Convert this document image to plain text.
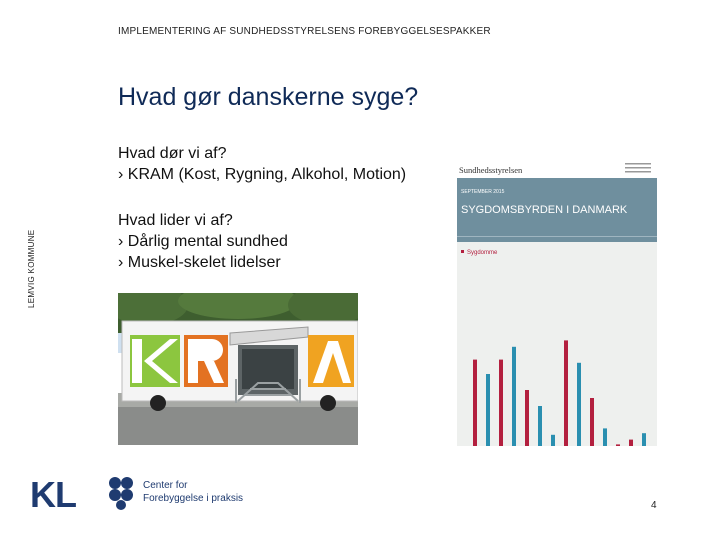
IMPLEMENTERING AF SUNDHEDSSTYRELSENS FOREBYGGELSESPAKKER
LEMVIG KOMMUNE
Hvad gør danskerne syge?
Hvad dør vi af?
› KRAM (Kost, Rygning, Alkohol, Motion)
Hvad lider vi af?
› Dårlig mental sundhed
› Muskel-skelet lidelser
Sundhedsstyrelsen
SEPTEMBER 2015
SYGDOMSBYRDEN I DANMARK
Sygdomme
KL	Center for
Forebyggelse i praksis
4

■ GIVEN PROBLEM
Restate each of the entries above word for word and skip every image.

■ REPLY
Convert this document image to plain text.
IMPLEMENTERING AF SUNDHEDSSTYRELSENS FOREBYGGELSESPAKKER
LEMVIG KOMMUNE
Hvad gør danskerne syge?
Hvad dør vi af?
› KRAM (Kost, Rygning, Alkohol, Motion)
Hvad lider vi af?
› Dårlig mental sundhed
› Muskel-skelet lidelser
Sundhedsstyrelsen
SEPTEMBER 2015
SYGDOMSBYRDEN I DANMARK
Sygdomme
KL	Center for
Forebyggelse i praksis
4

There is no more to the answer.